### Directions for this task
Give every line below again, exactly.

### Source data
++++++++
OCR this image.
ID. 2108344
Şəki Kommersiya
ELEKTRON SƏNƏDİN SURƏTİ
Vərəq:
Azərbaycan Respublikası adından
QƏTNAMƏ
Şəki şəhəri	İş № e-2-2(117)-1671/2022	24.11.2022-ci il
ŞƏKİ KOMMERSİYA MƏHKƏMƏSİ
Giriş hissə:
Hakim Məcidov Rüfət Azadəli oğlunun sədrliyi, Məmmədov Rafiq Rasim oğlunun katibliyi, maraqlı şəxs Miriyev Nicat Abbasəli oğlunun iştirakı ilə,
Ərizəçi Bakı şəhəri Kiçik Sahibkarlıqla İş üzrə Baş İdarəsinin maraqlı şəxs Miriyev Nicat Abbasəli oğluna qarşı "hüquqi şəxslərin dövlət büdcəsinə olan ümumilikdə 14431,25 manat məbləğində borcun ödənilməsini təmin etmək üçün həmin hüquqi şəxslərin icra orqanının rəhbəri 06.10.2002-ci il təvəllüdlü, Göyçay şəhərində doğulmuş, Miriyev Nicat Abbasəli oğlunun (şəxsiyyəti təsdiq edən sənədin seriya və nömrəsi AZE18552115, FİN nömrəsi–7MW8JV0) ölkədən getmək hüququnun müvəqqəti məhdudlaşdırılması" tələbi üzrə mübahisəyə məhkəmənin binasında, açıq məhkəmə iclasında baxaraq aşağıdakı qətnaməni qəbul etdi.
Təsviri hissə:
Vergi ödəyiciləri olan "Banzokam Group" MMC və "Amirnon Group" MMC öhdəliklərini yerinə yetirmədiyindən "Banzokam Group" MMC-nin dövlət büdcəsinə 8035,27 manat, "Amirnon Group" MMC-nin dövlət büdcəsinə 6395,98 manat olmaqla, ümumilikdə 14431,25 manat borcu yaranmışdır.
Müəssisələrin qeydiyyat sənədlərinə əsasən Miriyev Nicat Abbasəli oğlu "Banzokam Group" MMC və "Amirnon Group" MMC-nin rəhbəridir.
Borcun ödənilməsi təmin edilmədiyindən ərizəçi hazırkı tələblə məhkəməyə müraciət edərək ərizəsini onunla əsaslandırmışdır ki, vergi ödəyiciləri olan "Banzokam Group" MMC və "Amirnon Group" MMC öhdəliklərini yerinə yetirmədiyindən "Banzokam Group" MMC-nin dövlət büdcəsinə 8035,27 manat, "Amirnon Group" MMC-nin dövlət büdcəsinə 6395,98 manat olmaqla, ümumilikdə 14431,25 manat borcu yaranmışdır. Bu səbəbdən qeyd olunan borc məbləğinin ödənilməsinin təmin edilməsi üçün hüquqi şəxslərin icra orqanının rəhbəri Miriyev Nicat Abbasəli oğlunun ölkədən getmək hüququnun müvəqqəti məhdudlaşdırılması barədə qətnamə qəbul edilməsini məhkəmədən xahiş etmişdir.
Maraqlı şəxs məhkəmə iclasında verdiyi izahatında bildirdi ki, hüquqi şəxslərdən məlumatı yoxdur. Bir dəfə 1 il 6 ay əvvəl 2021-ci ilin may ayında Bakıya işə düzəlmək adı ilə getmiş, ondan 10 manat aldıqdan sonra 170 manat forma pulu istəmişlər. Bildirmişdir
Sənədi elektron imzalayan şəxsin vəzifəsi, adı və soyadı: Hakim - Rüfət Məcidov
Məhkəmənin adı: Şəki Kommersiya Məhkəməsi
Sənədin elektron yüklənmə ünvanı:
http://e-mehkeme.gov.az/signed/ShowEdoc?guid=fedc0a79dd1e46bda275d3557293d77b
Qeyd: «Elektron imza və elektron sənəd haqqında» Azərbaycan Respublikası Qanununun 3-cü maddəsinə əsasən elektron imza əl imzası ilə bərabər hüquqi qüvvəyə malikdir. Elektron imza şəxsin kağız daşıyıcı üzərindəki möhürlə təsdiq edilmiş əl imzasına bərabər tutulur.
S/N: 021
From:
++++++++
### Full solution
OCR this image.
ID. 2108344
Şəki Kommersiya
ELEKTRON SƏNƏDİN SURƏTİ
Vərəq:
Azərbaycan Respublikası adından
QƏTNAMƏ
Şəki şəhəri	İş № e-2-2(117)-1671/2022	24.11.2022-ci il
ŞƏKİ KOMMERSİYA MƏHKƏMƏSİ
Giriş hissə:
Hakim Məcidov Rüfət Azadəli oğlunun sədrliyi, Məmmədov Rafiq Rasim oğlunun katibliyi, maraqlı şəxs Miriyev Nicat Abbasəli oğlunun iştirakı ilə,
Ərizəçi Bakı şəhəri Kiçik Sahibkarlıqla İş üzrə Baş İdarəsinin maraqlı şəxs Miriyev Nicat Abbasəli oğluna qarşı "hüquqi şəxslərin dövlət büdcəsinə olan ümumilikdə 14431,25 manat məbləğində borcun ödənilməsini təmin etmək üçün həmin hüquqi şəxslərin icra orqanının rəhbəri 06.10.2002-ci il təvəllüdlü, Göyçay şəhərində doğulmuş, Miriyev Nicat Abbasəli oğlunun (şəxsiyyəti təsdiq edən sənədin seriya və nömrəsi AZE18552115, FİN nömrəsi–7MW8JV0) ölkədən getmək hüququnun müvəqqəti məhdudlaşdırılması" tələbi üzrə mübahisəyə məhkəmənin binasında, açıq məhkəmə iclasında baxaraq aşağıdakı qətnaməni qəbul etdi.
Təsviri hissə:
Vergi ödəyiciləri olan "Banzokam Group" MMC və "Amirnon Group" MMC öhdəliklərini yerinə yetirmədiyindən "Banzokam Group" MMC-nin dövlət büdcəsinə 8035,27 manat, "Amirnon Group" MMC-nin dövlət büdcəsinə 6395,98 manat olmaqla, ümumilikdə 14431,25 manat borcu yaranmışdır.
Müəssisələrin qeydiyyat sənədlərinə əsasən Miriyev Nicat Abbasəli oğlu "Banzokam Group" MMC və "Amirnon Group" MMC-nin rəhbəridir.
Borcun ödənilməsi təmin edilmədiyindən ərizəçi hazırkı tələblə məhkəməyə müraciət edərək ərizəsini onunla əsaslandırmışdır ki, vergi ödəyiciləri olan "Banzokam Group" MMC və "Amirnon Group" MMC öhdəliklərini yerinə yetirmədiyindən "Banzokam Group" MMC-nin dövlət büdcəsinə 8035,27 manat, "Amirnon Group" MMC-nin dövlət büdcəsinə 6395,98 manat olmaqla, ümumilikdə 14431,25 manat borcu yaranmışdır. Bu səbəbdən qeyd olunan borc məbləğinin ödənilməsinin təmin edilməsi üçün hüquqi şəxslərin icra orqanının rəhbəri Miriyev Nicat Abbasəli oğlunun ölkədən getmək hüququnun müvəqqəti məhdudlaşdırılması barədə qətnamə qəbul edilməsini məhkəmədən xahiş etmişdir.
Maraqlı şəxs məhkəmə iclasında verdiyi izahatında bildirdi ki, hüquqi şəxslərdən məlumatı yoxdur. Bir dəfə 1 il 6 ay əvvəl 2021-ci ilin may ayında Bakıya işə düzəlmək adı ilə getmiş, ondan 10 manat aldıqdan sonra 170 manat forma pulu istəmişlər. Bildirmişdir
Sənədi elektron imzalayan şəxsin vəzifəsi, adı və soyadı: Hakim - Rüfət Məcidov
Məhkəmənin adı: Şəki Kommersiya Məhkəməsi
Sənədin elektron yüklənmə ünvanı:
http://e-mehkeme.gov.az/signed/ShowEdoc?guid=fedc0a79dd1e46bda275d3557293d77b
Qeyd: «Elektron imza və elektron sənəd haqqında» Azərbaycan Respublikası Qanununun 3-cü maddəsinə əsasən elektron imza əl imzası ilə bərabər hüquqi qüvvəyə malikdir. Elektron imza şəxsin kağız daşıyıcı üzərindəki möhürlə təsdiq edilmiş əl imzasına bərabər tutulur.
S/N: 021
From:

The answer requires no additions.